* **Aim**:
Print every entry exactly as written.

[Start Material]

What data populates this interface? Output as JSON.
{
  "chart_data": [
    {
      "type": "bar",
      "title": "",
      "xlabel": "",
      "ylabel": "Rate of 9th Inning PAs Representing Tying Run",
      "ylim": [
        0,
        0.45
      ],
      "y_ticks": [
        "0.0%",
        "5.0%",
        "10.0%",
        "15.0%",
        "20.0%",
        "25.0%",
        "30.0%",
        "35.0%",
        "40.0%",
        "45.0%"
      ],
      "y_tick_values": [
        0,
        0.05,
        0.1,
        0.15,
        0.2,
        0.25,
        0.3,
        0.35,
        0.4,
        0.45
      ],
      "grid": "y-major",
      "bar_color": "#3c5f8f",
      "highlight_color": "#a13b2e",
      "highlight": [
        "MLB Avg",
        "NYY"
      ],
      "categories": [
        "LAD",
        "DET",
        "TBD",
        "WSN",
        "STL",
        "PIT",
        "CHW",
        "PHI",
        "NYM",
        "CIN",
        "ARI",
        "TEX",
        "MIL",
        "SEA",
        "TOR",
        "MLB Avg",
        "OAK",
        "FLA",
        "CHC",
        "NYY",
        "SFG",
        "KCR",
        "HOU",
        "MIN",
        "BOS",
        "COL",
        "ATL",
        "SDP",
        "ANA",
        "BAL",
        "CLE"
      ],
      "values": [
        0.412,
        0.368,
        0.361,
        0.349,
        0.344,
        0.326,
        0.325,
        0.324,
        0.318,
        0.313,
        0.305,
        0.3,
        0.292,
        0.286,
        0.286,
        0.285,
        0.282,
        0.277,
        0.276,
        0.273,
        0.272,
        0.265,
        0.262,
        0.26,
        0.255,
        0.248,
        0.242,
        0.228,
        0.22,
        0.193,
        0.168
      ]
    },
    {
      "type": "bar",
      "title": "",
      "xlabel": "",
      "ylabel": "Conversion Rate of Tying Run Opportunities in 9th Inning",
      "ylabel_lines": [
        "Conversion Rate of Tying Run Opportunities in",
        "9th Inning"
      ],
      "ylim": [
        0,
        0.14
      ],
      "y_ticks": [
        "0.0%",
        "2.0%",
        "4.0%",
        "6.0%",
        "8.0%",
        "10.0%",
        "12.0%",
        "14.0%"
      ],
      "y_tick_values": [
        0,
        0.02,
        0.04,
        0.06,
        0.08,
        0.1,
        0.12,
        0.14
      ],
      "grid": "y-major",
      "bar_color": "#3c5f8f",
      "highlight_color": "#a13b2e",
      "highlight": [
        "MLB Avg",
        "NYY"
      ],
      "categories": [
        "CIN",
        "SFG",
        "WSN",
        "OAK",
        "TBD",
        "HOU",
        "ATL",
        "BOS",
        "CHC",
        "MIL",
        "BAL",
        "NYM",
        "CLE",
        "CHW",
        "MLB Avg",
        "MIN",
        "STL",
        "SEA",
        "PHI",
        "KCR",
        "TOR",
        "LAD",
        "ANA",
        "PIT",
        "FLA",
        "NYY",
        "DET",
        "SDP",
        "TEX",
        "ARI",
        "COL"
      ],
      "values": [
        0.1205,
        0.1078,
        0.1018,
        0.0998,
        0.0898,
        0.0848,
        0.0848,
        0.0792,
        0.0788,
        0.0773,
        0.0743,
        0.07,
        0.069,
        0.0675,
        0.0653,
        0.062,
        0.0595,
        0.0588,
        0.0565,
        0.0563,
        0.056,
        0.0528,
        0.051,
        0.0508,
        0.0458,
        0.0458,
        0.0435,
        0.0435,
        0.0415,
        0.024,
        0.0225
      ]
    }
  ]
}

[End Material]

* **Solution to the exercise**:
What data populates this interface? Output as JSON.
{
  "chart_data": [
    {
      "type": "bar",
      "title": "",
      "xlabel": "",
      "ylabel": "Rate of 9th Inning PAs Representing Tying Run",
      "ylim": [
        0,
        0.45
      ],
      "y_ticks": [
        "0.0%",
        "5.0%",
        "10.0%",
        "15.0%",
        "20.0%",
        "25.0%",
        "30.0%",
        "35.0%",
        "40.0%",
        "45.0%"
      ],
      "y_tick_values": [
        0,
        0.05,
        0.1,
        0.15,
        0.2,
        0.25,
        0.3,
        0.35,
        0.4,
        0.45
      ],
      "grid": "y-major",
      "bar_color": "#3c5f8f",
      "highlight_color": "#a13b2e",
      "highlight": [
        "MLB Avg",
        "NYY"
      ],
      "categories": [
        "LAD",
        "DET",
        "TBD",
        "WSN",
        "STL",
        "PIT",
        "CHW",
        "PHI",
        "NYM",
        "CIN",
        "ARI",
        "TEX",
        "MIL",
        "SEA",
        "TOR",
        "MLB Avg",
        "OAK",
        "FLA",
        "CHC",
        "NYY",
        "SFG",
        "KCR",
        "HOU",
        "MIN",
        "BOS",
        "COL",
        "ATL",
        "SDP",
        "ANA",
        "BAL",
        "CLE"
      ],
      "values": [
        0.412,
        0.368,
        0.361,
        0.349,
        0.344,
        0.326,
        0.325,
        0.324,
        0.318,
        0.313,
        0.305,
        0.3,
        0.292,
        0.286,
        0.286,
        0.285,
        0.282,
        0.277,
        0.276,
        0.273,
        0.272,
        0.265,
        0.262,
        0.26,
        0.255,
        0.248,
        0.242,
        0.228,
        0.22,
        0.193,
        0.168
      ]
    },
    {
      "type": "bar",
      "title": "",
      "xlabel": "",
      "ylabel": "Conversion Rate of Tying Run Opportunities in 9th Inning",
      "ylabel_lines": [
        "Conversion Rate of Tying Run Opportunities in",
        "9th Inning"
      ],
      "ylim": [
        0,
        0.14
      ],
      "y_ticks": [
        "0.0%",
        "2.0%",
        "4.0%",
        "6.0%",
        "8.0%",
        "10.0%",
        "12.0%",
        "14.0%"
      ],
      "y_tick_values": [
        0,
        0.02,
        0.04,
        0.06,
        0.08,
        0.1,
        0.12,
        0.14
      ],
      "grid": "y-major",
      "bar_color": "#3c5f8f",
      "highlight_color": "#a13b2e",
      "highlight": [
        "MLB Avg",
        "NYY"
      ],
      "categories": [
        "CIN",
        "SFG",
        "WSN",
        "OAK",
        "TBD",
        "HOU",
        "ATL",
        "BOS",
        "CHC",
        "MIL",
        "BAL",
        "NYM",
        "CLE",
        "CHW",
        "MLB Avg",
        "MIN",
        "STL",
        "SEA",
        "PHI",
        "KCR",
        "TOR",
        "LAD",
        "ANA",
        "PIT",
        "FLA",
        "NYY",
        "DET",
        "SDP",
        "TEX",
        "ARI",
        "COL"
      ],
      "values": [
        0.1205,
        0.1078,
        0.1018,
        0.0998,
        0.0898,
        0.0848,
        0.0848,
        0.0792,
        0.0788,
        0.0773,
        0.0743,
        0.07,
        0.069,
        0.0675,
        0.0653,
        0.062,
        0.0595,
        0.0588,
        0.0565,
        0.0563,
        0.056,
        0.0528,
        0.051,
        0.0508,
        0.0458,
        0.0458,
        0.0435,
        0.0435,
        0.0415,
        0.024,
        0.0225
      ]
    }
  ]
}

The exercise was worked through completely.